Input records:
━━━━━━━━━━━━━━━━━━━━

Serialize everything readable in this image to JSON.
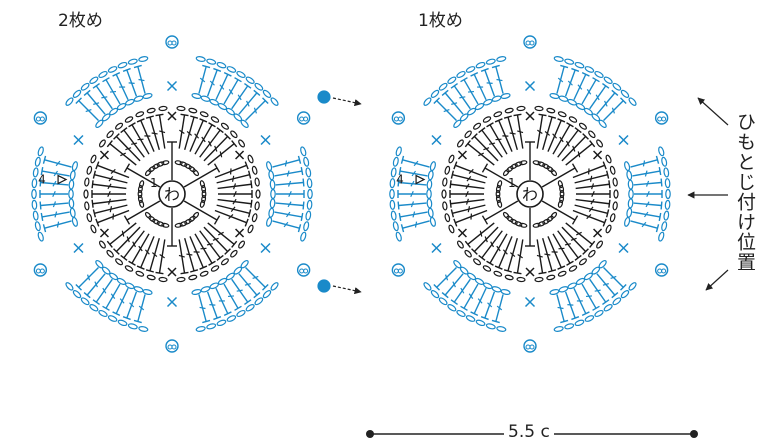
{
  "motifs": [
    {
      "title": "2枚め",
      "center_char": "わ",
      "round_label_1": "1",
      "round_label_4": "4"
    },
    {
      "title": "1枚め",
      "center_char": "わ",
      "round_label_1": "1",
      "round_label_4": "4"
    }
  ],
  "annotation": {
    "text": "ひもとじ付け位置"
  },
  "scale": {
    "label": "5.5 c"
  },
  "colors": {
    "inner_rounds": "#1a1a1a",
    "outer_rounds": "#1a8ac9",
    "marker_fill": "#1a8ac9"
  },
  "icons": [
    "chain-stitch",
    "single-crochet-x",
    "double-crochet-t",
    "slip-stitch-dot",
    "picot",
    "start-triangle",
    "join-arrow"
  ]
}
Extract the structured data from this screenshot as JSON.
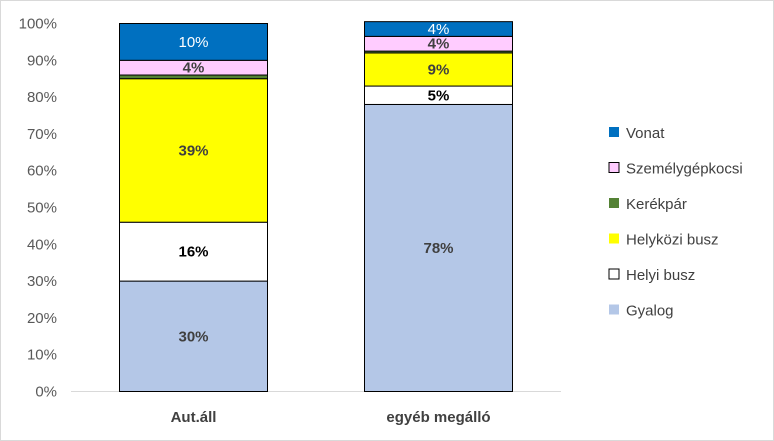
{
  "chart_data": {
    "type": "bar",
    "stacked": true,
    "percent_axis": true,
    "categories": [
      "Aut.áll",
      "egyéb megálló"
    ],
    "ylim": [
      0,
      100
    ],
    "yticks": [
      0,
      10,
      20,
      30,
      40,
      50,
      60,
      70,
      80,
      90,
      100
    ],
    "ytick_labels": [
      "0%",
      "10%",
      "20%",
      "30%",
      "40%",
      "50%",
      "60%",
      "70%",
      "80%",
      "90%",
      "100%"
    ],
    "grid": false,
    "legend_position": "right",
    "series": [
      {
        "name": "Gyalog",
        "color": "#b4c7e7",
        "values": [
          30,
          78
        ],
        "labels": [
          "30%",
          "78%"
        ],
        "label_color": "#404040",
        "label_bold": true
      },
      {
        "name": "Helyi busz",
        "color": "#ffffff",
        "values": [
          16,
          5
        ],
        "labels": [
          "16%",
          "5%"
        ],
        "label_color": "#000000",
        "label_bold": true
      },
      {
        "name": "Helyközi busz",
        "color": "#ffff00",
        "values": [
          39,
          9
        ],
        "labels": [
          "39%",
          "9%"
        ],
        "label_color": "#404040",
        "label_bold": true
      },
      {
        "name": "Kerékpár",
        "color": "#548235",
        "values": [
          1,
          0.5
        ],
        "labels": [
          "",
          ""
        ],
        "label_color": "#404040",
        "label_bold": false
      },
      {
        "name": "Személygépkocsi",
        "color": "#ffccff",
        "values": [
          4,
          4
        ],
        "labels": [
          "4%",
          "4%"
        ],
        "label_color": "#404040",
        "label_bold": true
      },
      {
        "name": "Vonat",
        "color": "#0070c0",
        "values": [
          10,
          4
        ],
        "labels": [
          "10%",
          "4%"
        ],
        "label_color": "#ffffff",
        "label_bold": false
      }
    ]
  }
}
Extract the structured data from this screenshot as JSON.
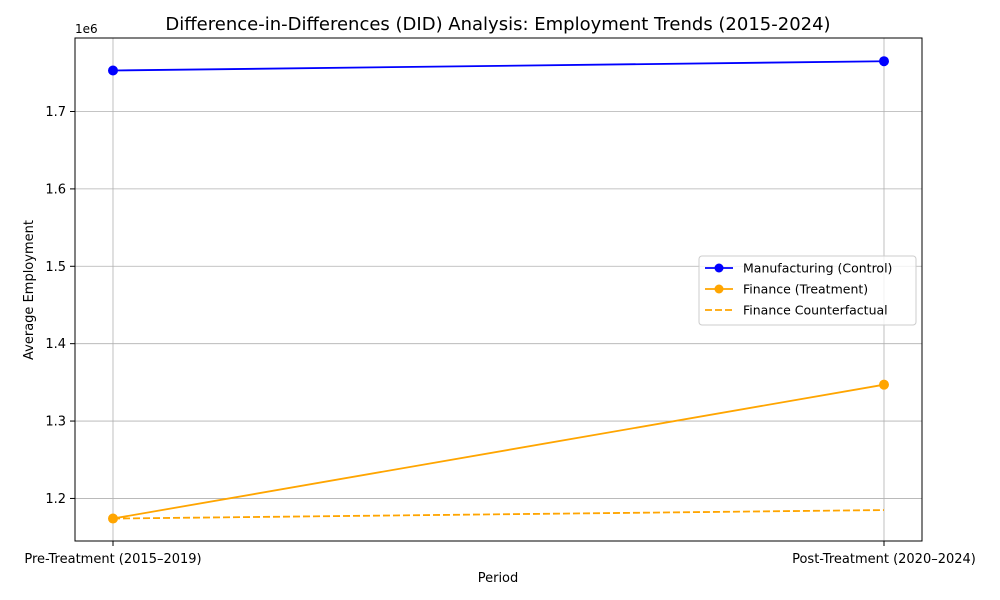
{
  "chart_data": {
    "type": "line",
    "title": "Difference-in-Differences (DID) Analysis: Employment Trends (2015-2024)",
    "xlabel": "Period",
    "ylabel": "Average Employment",
    "offset_label": "1e6",
    "categories": [
      "Pre-Treatment (2015–2019)",
      "Post-Treatment (2020–2024)"
    ],
    "ylim": [
      1145000,
      1795000
    ],
    "yticks": [
      1200000,
      1300000,
      1400000,
      1500000,
      1600000,
      1700000
    ],
    "ytick_labels": [
      "1.2",
      "1.3",
      "1.4",
      "1.5",
      "1.6",
      "1.7"
    ],
    "grid": true,
    "legend_position": "center-right",
    "series": [
      {
        "name": "Manufacturing (Control)",
        "values": [
          1753000,
          1765000
        ],
        "color": "#0000ff",
        "style": "solid",
        "marker": true
      },
      {
        "name": "Finance (Treatment)",
        "values": [
          1174000,
          1347000
        ],
        "color": "#ffa500",
        "style": "solid",
        "marker": true
      },
      {
        "name": "Finance Counterfactual",
        "values": [
          1174000,
          1185000
        ],
        "color": "#ffa500",
        "style": "dashed",
        "marker": false
      }
    ]
  }
}
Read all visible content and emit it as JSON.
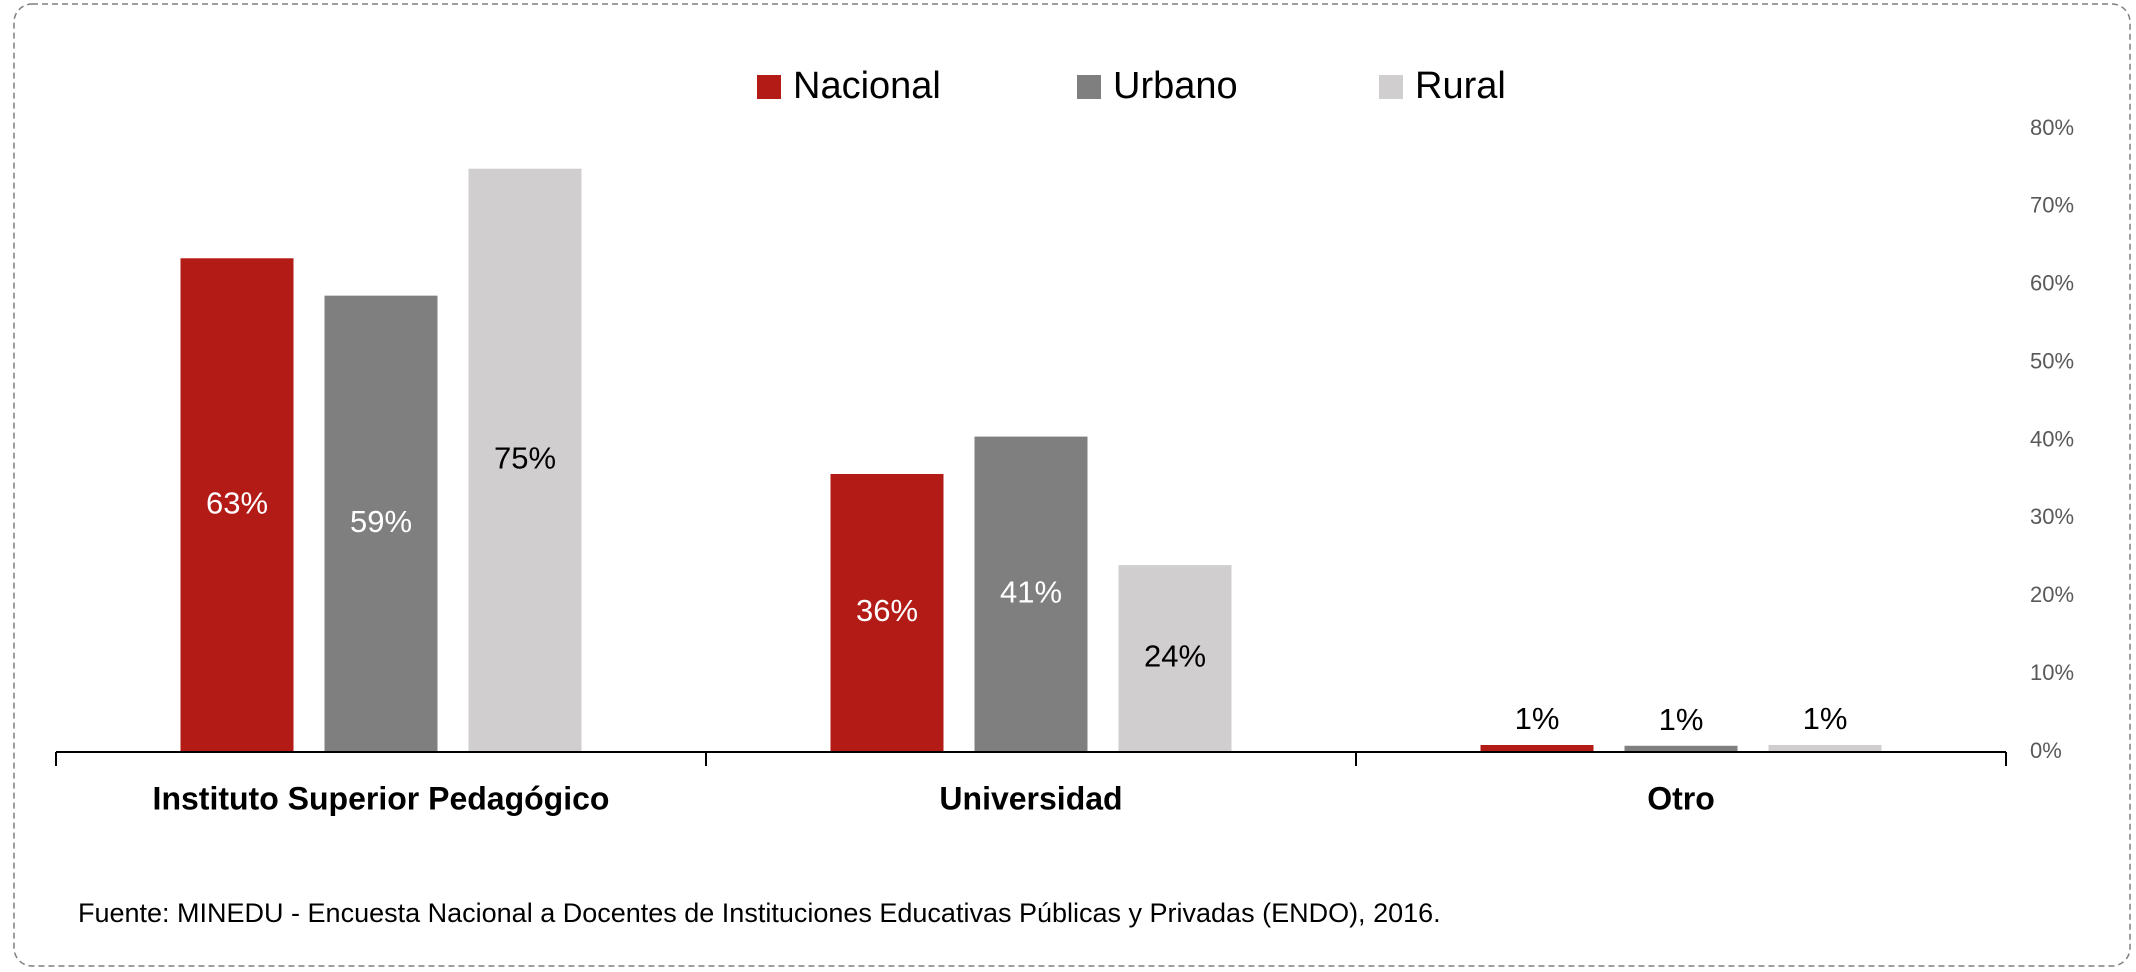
{
  "chart_data": {
    "type": "bar",
    "categories": [
      "Instituto Superior Pedagógico",
      "Universidad",
      "Otro"
    ],
    "series": [
      {
        "name": "Nacional",
        "color": "#b31b17",
        "values": [
          63.4,
          35.7,
          0.9
        ],
        "value_labels": [
          "63%",
          "36%",
          "1%"
        ]
      },
      {
        "name": "Urbano",
        "color": "#7f7f7f",
        "values": [
          58.6,
          40.5,
          0.8
        ],
        "value_labels": [
          "59%",
          "41%",
          "1%"
        ]
      },
      {
        "name": "Rural",
        "color": "#d0cece",
        "values": [
          74.9,
          24.0,
          0.9
        ],
        "value_labels": [
          "75%",
          "24%",
          "1%"
        ]
      }
    ],
    "ylim": [
      0,
      80
    ],
    "yticks": [
      {
        "value": 0,
        "label": "0%"
      },
      {
        "value": 10,
        "label": "10%"
      },
      {
        "value": 20,
        "label": "20%"
      },
      {
        "value": 30,
        "label": "30%"
      },
      {
        "value": 40,
        "label": "40%"
      },
      {
        "value": 50,
        "label": "50%"
      },
      {
        "value": 60,
        "label": "60%"
      },
      {
        "value": 70,
        "label": "70%"
      },
      {
        "value": 80,
        "label": "80%"
      }
    ],
    "grid": false,
    "legend": "top",
    "source": "Fuente: MINEDU - Encuesta Nacional a Docentes de Instituciones Educativas Públicas y Privadas (ENDO), 2016."
  }
}
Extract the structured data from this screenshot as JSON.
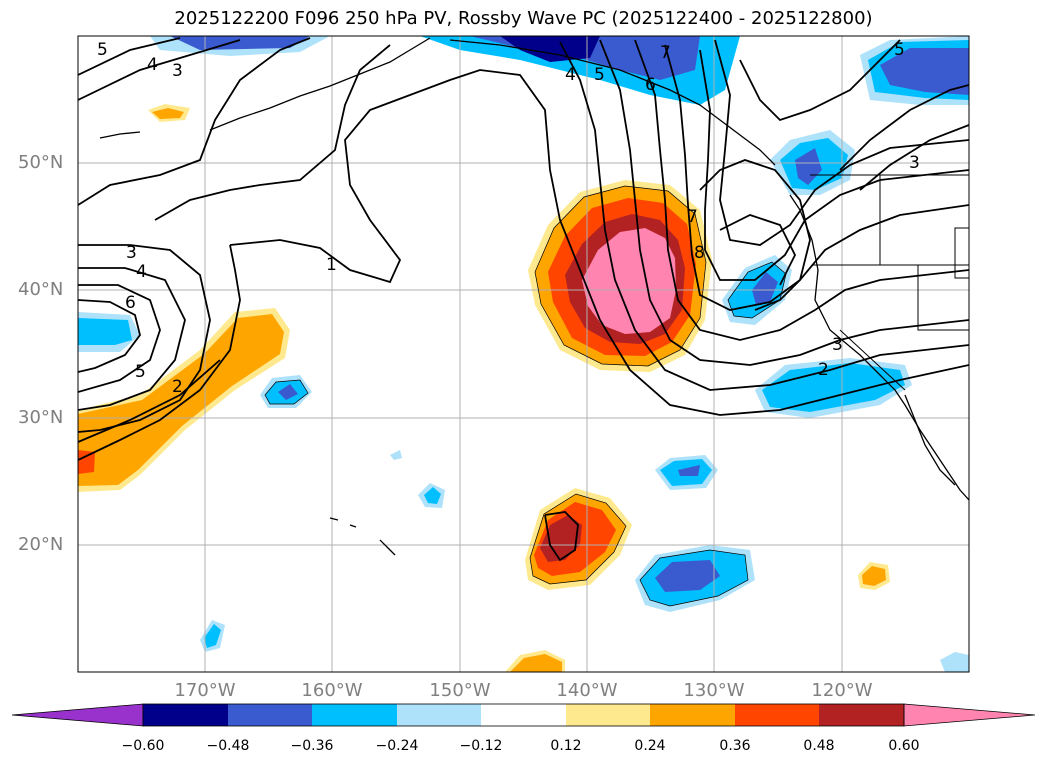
{
  "title": "2025122200 F096 250 hPa PV, Rossby Wave PC (2025122400 - 2025122800)",
  "lat_labels": [
    "50°N",
    "40°N",
    "30°N",
    "20°N"
  ],
  "lon_labels": [
    "170°W",
    "160°W",
    "150°W",
    "140°W",
    "130°W",
    "120°W"
  ],
  "colorbar": {
    "ticks": [
      "−0.60",
      "−0.48",
      "−0.36",
      "−0.24",
      "−0.12",
      "0.12",
      "0.24",
      "0.36",
      "0.48",
      "0.60"
    ],
    "colors": [
      "#9932cc",
      "#00008b",
      "#3a5bd0",
      "#00bfff",
      "#aee1fa",
      "#ffffff",
      "#ffe98f",
      "#ffa500",
      "#ff4500",
      "#b22222",
      "#ff85b0"
    ]
  },
  "contour_labels": [
    "5",
    "4",
    "3",
    "3",
    "4",
    "6",
    "5",
    "2",
    "1",
    "4",
    "5",
    "6",
    "7",
    "7",
    "8",
    "3",
    "2",
    "3",
    "5"
  ],
  "map_colors": {
    "neg_light": "#aee1fa",
    "neg_mid": "#00bfff",
    "neg_strong": "#3a5bd0",
    "neg_max": "#00008b",
    "pos_light": "#ffe98f",
    "pos_mid": "#ffa500",
    "pos_strong": "#ff4500",
    "pos_max": "#b22222",
    "pos_peak": "#ff85b0",
    "grid": "#b0b0b0"
  }
}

━━━━━━━━━━━━━━━━━━━━

Job: Return each line in the records that holds the string "grid".

Answer to this problem:
    "grid": false,
    "grid": true,
    "grid": false,
    "grid": "#b0b0b0"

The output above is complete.